** begin **
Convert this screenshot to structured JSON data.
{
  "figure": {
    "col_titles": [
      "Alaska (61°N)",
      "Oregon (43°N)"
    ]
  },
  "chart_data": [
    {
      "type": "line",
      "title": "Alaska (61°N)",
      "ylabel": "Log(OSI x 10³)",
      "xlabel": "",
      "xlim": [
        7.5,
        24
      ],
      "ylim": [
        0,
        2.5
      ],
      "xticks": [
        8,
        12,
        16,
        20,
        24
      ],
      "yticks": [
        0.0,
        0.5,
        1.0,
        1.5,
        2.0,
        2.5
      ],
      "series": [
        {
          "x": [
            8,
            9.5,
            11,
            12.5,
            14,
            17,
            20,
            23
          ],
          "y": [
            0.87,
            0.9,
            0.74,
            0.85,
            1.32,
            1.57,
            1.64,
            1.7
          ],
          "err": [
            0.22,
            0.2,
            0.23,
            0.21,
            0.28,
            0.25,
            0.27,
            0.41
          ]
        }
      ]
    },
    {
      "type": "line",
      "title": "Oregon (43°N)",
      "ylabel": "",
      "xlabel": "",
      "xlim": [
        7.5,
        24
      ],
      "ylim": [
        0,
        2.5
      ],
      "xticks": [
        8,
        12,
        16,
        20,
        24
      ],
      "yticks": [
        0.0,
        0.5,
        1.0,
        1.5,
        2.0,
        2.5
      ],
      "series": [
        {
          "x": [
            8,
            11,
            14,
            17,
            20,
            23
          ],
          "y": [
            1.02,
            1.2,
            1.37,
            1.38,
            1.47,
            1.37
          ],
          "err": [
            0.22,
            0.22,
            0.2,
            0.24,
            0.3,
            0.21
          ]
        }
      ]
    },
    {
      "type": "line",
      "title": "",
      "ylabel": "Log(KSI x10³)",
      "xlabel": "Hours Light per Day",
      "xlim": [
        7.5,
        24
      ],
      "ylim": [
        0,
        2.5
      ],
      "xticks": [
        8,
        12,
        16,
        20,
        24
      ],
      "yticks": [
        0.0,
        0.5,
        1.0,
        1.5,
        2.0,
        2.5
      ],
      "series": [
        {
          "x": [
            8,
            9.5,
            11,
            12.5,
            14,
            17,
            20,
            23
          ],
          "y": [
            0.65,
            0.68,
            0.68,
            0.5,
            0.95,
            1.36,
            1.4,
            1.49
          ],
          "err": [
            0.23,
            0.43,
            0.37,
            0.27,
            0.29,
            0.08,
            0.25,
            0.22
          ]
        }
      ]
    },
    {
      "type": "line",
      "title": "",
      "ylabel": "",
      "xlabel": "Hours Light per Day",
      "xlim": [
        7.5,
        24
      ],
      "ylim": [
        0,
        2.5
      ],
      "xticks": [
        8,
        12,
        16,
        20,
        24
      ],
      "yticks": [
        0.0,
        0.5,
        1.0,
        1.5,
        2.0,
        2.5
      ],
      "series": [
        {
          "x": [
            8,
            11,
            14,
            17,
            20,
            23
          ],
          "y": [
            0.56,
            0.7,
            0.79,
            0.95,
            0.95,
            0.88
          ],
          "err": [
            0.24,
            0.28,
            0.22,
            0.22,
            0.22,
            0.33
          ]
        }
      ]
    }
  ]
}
** end **
-- Aim --
Please quote the records above exactly, without skipping a line.

-- Reply to the task --
Convert this screenshot to structured JSON data.
{
  "figure": {
    "col_titles": [
      "Alaska (61°N)",
      "Oregon (43°N)"
    ]
  },
  "chart_data": [
    {
      "type": "line",
      "title": "Alaska (61°N)",
      "ylabel": "Log(OSI x 10³)",
      "xlabel": "",
      "xlim": [
        7.5,
        24
      ],
      "ylim": [
        0,
        2.5
      ],
      "xticks": [
        8,
        12,
        16,
        20,
        24
      ],
      "yticks": [
        0.0,
        0.5,
        1.0,
        1.5,
        2.0,
        2.5
      ],
      "series": [
        {
          "x": [
            8,
            9.5,
            11,
            12.5,
            14,
            17,
            20,
            23
          ],
          "y": [
            0.87,
            0.9,
            0.74,
            0.85,
            1.32,
            1.57,
            1.64,
            1.7
          ],
          "err": [
            0.22,
            0.2,
            0.23,
            0.21,
            0.28,
            0.25,
            0.27,
            0.41
          ]
        }
      ]
    },
    {
      "type": "line",
      "title": "Oregon (43°N)",
      "ylabel": "",
      "xlabel": "",
      "xlim": [
        7.5,
        24
      ],
      "ylim": [
        0,
        2.5
      ],
      "xticks": [
        8,
        12,
        16,
        20,
        24
      ],
      "yticks": [
        0.0,
        0.5,
        1.0,
        1.5,
        2.0,
        2.5
      ],
      "series": [
        {
          "x": [
            8,
            11,
            14,
            17,
            20,
            23
          ],
          "y": [
            1.02,
            1.2,
            1.37,
            1.38,
            1.47,
            1.37
          ],
          "err": [
            0.22,
            0.22,
            0.2,
            0.24,
            0.3,
            0.21
          ]
        }
      ]
    },
    {
      "type": "line",
      "title": "",
      "ylabel": "Log(KSI x10³)",
      "xlabel": "Hours Light per Day",
      "xlim": [
        7.5,
        24
      ],
      "ylim": [
        0,
        2.5
      ],
      "xticks": [
        8,
        12,
        16,
        20,
        24
      ],
      "yticks": [
        0.0,
        0.5,
        1.0,
        1.5,
        2.0,
        2.5
      ],
      "series": [
        {
          "x": [
            8,
            9.5,
            11,
            12.5,
            14,
            17,
            20,
            23
          ],
          "y": [
            0.65,
            0.68,
            0.68,
            0.5,
            0.95,
            1.36,
            1.4,
            1.49
          ],
          "err": [
            0.23,
            0.43,
            0.37,
            0.27,
            0.29,
            0.08,
            0.25,
            0.22
          ]
        }
      ]
    },
    {
      "type": "line",
      "title": "",
      "ylabel": "",
      "xlabel": "Hours Light per Day",
      "xlim": [
        7.5,
        24
      ],
      "ylim": [
        0,
        2.5
      ],
      "xticks": [
        8,
        12,
        16,
        20,
        24
      ],
      "yticks": [
        0.0,
        0.5,
        1.0,
        1.5,
        2.0,
        2.5
      ],
      "series": [
        {
          "x": [
            8,
            11,
            14,
            17,
            20,
            23
          ],
          "y": [
            0.56,
            0.7,
            0.79,
            0.95,
            0.95,
            0.88
          ],
          "err": [
            0.24,
            0.28,
            0.22,
            0.22,
            0.22,
            0.33
          ]
        }
      ]
    }
  ]
}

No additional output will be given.